**What is expected:** Gather the lines below that include the string "likes", copying each in full.

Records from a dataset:
"""
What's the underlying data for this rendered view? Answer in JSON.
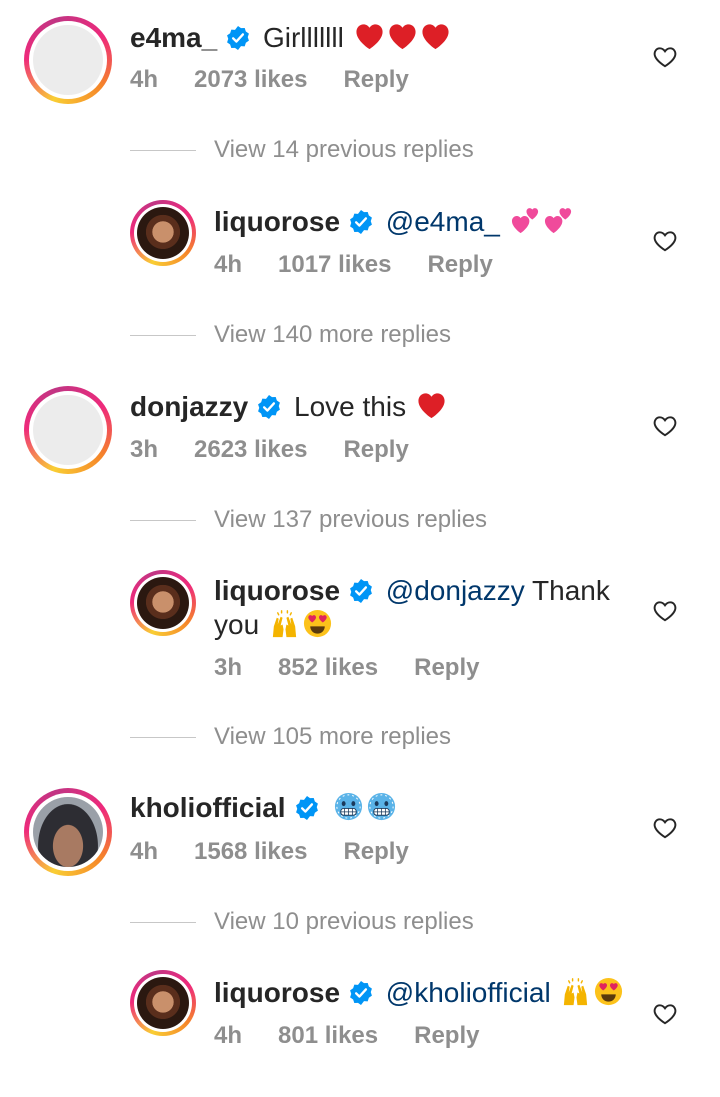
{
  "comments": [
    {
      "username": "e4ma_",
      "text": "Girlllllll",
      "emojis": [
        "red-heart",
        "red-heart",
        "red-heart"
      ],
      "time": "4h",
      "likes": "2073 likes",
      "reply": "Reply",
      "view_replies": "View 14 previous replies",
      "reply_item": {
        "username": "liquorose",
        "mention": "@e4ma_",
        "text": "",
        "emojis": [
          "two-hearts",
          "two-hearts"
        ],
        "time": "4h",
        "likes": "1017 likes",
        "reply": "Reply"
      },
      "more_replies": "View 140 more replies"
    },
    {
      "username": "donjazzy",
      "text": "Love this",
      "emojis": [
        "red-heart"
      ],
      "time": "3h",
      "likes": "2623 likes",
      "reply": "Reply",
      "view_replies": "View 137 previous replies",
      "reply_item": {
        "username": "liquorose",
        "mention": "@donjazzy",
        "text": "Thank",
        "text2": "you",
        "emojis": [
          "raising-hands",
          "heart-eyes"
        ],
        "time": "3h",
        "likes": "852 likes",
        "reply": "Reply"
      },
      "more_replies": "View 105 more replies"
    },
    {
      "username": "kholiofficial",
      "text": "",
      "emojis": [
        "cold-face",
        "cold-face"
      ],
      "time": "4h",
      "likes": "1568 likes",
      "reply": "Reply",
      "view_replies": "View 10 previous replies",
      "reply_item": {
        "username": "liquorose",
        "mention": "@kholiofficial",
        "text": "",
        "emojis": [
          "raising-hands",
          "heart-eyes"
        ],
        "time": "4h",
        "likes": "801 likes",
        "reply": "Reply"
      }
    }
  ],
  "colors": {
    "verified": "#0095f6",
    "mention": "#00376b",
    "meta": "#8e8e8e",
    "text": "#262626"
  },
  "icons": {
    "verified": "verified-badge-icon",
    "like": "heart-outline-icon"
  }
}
"""
"""
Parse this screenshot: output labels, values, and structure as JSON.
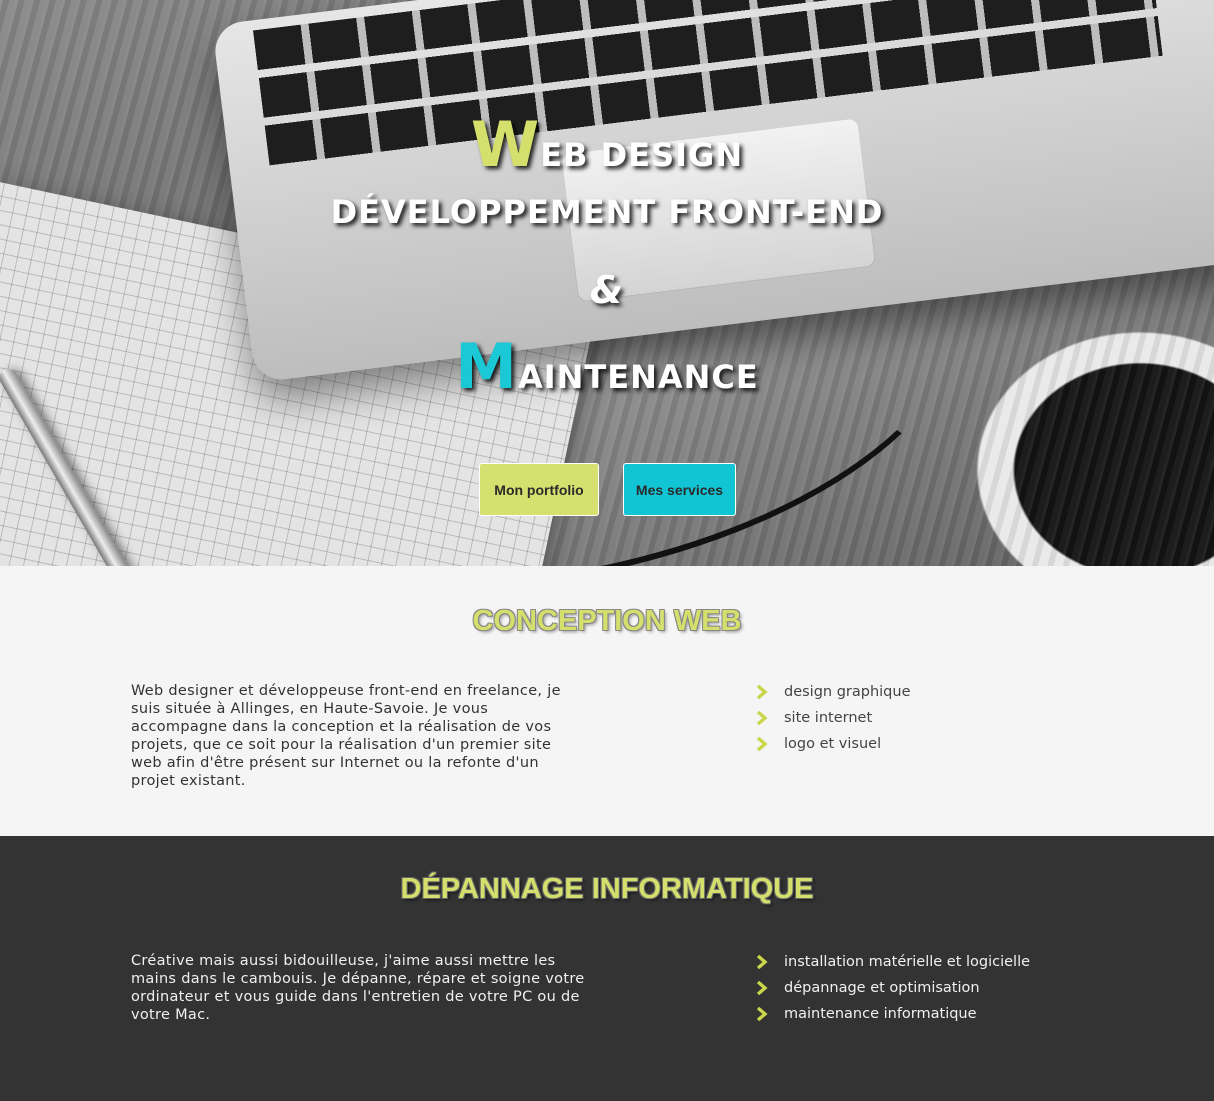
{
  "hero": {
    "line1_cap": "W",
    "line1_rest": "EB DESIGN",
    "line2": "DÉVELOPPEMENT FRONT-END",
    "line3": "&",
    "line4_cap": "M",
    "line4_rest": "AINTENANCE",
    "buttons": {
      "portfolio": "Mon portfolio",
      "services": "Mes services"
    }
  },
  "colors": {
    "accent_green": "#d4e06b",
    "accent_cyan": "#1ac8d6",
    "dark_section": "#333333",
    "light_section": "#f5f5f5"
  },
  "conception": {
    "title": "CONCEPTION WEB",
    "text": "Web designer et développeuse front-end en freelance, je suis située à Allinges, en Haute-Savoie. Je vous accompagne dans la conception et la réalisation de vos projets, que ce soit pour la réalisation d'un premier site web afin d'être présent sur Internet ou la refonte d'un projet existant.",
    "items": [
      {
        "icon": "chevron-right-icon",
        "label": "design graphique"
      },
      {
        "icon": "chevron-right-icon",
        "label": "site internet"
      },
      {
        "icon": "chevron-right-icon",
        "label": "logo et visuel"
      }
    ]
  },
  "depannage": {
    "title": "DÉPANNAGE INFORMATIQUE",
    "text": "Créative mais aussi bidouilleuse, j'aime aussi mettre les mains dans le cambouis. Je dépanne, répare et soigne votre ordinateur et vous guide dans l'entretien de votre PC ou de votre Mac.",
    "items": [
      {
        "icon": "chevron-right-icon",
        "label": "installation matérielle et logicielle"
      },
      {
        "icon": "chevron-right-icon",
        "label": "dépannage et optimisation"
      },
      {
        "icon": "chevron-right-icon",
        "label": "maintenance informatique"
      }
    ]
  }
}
"""
**Solution below:**
      "likes": "2073 likes",
        "likes": "1017 likes",
      "likes": "2623 likes",
        "likes": "852 likes",
      "likes": "1568 likes",
        "likes": "801 likes",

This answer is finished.